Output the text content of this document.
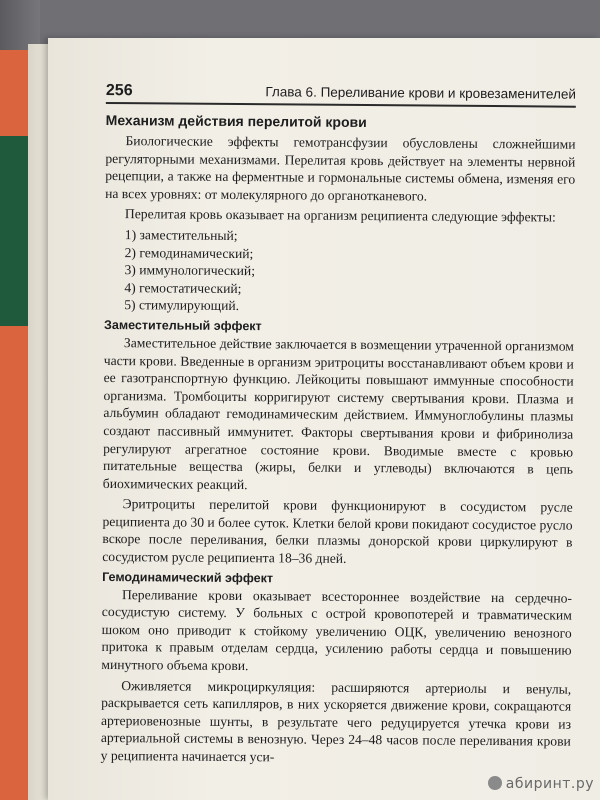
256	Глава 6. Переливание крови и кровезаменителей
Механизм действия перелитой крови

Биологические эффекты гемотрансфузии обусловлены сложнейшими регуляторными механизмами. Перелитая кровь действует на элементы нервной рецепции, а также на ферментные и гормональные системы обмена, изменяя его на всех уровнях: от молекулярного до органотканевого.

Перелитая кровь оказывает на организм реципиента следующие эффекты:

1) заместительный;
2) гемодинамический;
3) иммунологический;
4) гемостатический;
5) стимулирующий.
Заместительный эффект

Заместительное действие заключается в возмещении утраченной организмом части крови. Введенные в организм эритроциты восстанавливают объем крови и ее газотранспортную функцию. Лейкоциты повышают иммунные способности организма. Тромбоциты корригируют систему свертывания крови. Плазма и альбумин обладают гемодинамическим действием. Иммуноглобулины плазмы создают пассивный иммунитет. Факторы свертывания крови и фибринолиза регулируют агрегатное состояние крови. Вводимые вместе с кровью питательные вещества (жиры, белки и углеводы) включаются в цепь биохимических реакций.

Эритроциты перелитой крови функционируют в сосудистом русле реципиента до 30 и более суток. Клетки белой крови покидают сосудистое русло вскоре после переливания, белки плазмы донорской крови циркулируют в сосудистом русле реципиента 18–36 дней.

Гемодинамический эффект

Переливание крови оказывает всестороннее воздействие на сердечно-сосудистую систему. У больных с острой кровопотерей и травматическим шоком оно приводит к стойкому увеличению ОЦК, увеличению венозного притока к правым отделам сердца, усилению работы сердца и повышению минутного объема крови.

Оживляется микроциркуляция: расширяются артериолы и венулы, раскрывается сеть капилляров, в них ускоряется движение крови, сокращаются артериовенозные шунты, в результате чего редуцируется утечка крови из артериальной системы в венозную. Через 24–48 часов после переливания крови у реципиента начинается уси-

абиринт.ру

# Exercise description
Every line of the data above should be quoted exactly. Omit the pictures.

# Answer for this exercise
Output the text content of this document.
256	Глава 6. Переливание крови и кровезаменителей
Механизм действия перелитой крови

Биологические эффекты гемотрансфузии обусловлены сложнейшими регуляторными механизмами. Перелитая кровь действует на элементы нервной рецепции, а также на ферментные и гормональные системы обмена, изменяя его на всех уровнях: от молекулярного до органотканевого.

Перелитая кровь оказывает на организм реципиента следующие эффекты:

1) заместительный;
2) гемодинамический;
3) иммунологический;
4) гемостатический;
5) стимулирующий.
Заместительный эффект

Заместительное действие заключается в возмещении утраченной организмом части крови. Введенные в организм эритроциты восстанавливают объем крови и ее газотранспортную функцию. Лейкоциты повышают иммунные способности организма. Тромбоциты корригируют систему свертывания крови. Плазма и альбумин обладают гемодинамическим действием. Иммуноглобулины плазмы создают пассивный иммунитет. Факторы свертывания крови и фибринолиза регулируют агрегатное состояние крови. Вводимые вместе с кровью питательные вещества (жиры, белки и углеводы) включаются в цепь биохимических реакций.

Эритроциты перелитой крови функционируют в сосудистом русле реципиента до 30 и более суток. Клетки белой крови покидают сосудистое русло вскоре после переливания, белки плазмы донорской крови циркулируют в сосудистом русле реципиента 18–36 дней.

Гемодинамический эффект

Переливание крови оказывает всестороннее воздействие на сердечно-сосудистую систему. У больных с острой кровопотерей и травматическим шоком оно приводит к стойкому увеличению ОЦК, увеличению венозного притока к правым отделам сердца, усилению работы сердца и повышению минутного объема крови.

Оживляется микроциркуляция: расширяются артериолы и венулы, раскрывается сеть капилляров, в них ускоряется движение крови, сокращаются артериовенозные шунты, в результате чего редуцируется утечка крови из артериальной системы в венозную. Через 24–48 часов после переливания крови у реципиента начинается уси-

абиринт.ру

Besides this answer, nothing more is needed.